Fonte: Site Musicalização Infantil UFBA

Em se tratando da formação profissional do educador musical infantil, vejo este

item com seriedade e relevância nesta dissertação, tendo em vista que não se trata de

uma teoria abstrata, mas um fio condutor de saberes, por isso merece destaque e é

fruto de um artigo apresentado na ABEM (MACEDO, 2014c). A viabilidade do

diálogo como uma ferramenta metodológica articuladora da formação ao

proporcionar vínculos pessoais e profissionais entre os educadores, fluxos dialógicos

na fruição comunicativa das experiências de ações educacionais vivenciadas,

favorecendo a formação de estratégias de apoio no processo de formação construída e

efetivada coletiva e colaborativamente no cotidiano do ensino-aprendizagem. Sob

uma compreensão hermenêutica, Gadamer (1999) ressalta que “só através do diálogo

é possível aprender”.

**Problema proposto 1**
Transcreva na íntegra o trecho sobre a formação do educador musical infantil.
O trecho e os registros têm origens distintas.

**Material da tarefa**
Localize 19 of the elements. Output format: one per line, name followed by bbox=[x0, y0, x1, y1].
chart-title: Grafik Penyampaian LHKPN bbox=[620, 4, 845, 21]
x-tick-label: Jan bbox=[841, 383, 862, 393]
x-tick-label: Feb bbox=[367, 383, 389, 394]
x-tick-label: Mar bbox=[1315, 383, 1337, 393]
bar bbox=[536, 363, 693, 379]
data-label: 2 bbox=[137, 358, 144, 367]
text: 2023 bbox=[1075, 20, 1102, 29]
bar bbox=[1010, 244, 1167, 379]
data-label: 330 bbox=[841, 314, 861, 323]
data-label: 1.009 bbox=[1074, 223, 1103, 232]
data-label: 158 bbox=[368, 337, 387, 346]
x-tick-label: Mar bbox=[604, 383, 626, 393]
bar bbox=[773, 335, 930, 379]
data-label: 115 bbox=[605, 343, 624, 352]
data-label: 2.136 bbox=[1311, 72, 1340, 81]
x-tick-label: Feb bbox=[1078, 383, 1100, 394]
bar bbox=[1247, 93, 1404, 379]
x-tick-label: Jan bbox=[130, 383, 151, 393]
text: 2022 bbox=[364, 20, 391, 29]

**Problema proposto 2**
Renomeie "x-tick-label" para "x-axis-label" em todos os registros e reproduza-os sem nenhuma outra alteração.

**Resposta completa 1**
Fonte: Site Musicalização Infantil UFBA

Em se tratando da formação profissional do educador musical infantil, vejo este

item com seriedade e relevância nesta dissertação, tendo em vista que não se trata de

uma teoria abstrata, mas um fio condutor de saberes, por isso merece destaque e é

fruto de um artigo apresentado na ABEM (MACEDO, 2014c). A viabilidade do

diálogo como uma ferramenta metodológica articuladora da formação ao

proporcionar vínculos pessoais e profissionais entre os educadores, fluxos dialógicos

na fruição comunicativa das experiências de ações educacionais vivenciadas,

favorecendo a formação de estratégias de apoio no processo de formação construída e

efetivada coletiva e colaborativamente no cotidiano do ensino-aprendizagem. Sob

uma compreensão hermenêutica, Gadamer (1999) ressalta que “só através do diálogo

é possível aprender”.

**Resposta completa 2**
Localize 19 of the elements. Output format: one per line, name followed by bbox=[x0, y0, x1, y1].
chart-title: Grafik Penyampaian LHKPN bbox=[620, 4, 845, 21]
x-axis-label: Jan bbox=[841, 383, 862, 393]
x-axis-label: Feb bbox=[367, 383, 389, 394]
x-axis-label: Mar bbox=[1315, 383, 1337, 393]
bar bbox=[536, 363, 693, 379]
data-label: 2 bbox=[137, 358, 144, 367]
text: 2023 bbox=[1075, 20, 1102, 29]
bar bbox=[1010, 244, 1167, 379]
data-label: 330 bbox=[841, 314, 861, 323]
data-label: 1.009 bbox=[1074, 223, 1103, 232]
data-label: 158 bbox=[368, 337, 387, 346]
x-axis-label: Mar bbox=[604, 383, 626, 393]
bar bbox=[773, 335, 930, 379]
data-label: 115 bbox=[605, 343, 624, 352]
data-label: 2.136 bbox=[1311, 72, 1340, 81]
x-axis-label: Feb bbox=[1078, 383, 1100, 394]
bar bbox=[1247, 93, 1404, 379]
x-axis-label: Jan bbox=[130, 383, 151, 393]
text: 2022 bbox=[364, 20, 391, 29]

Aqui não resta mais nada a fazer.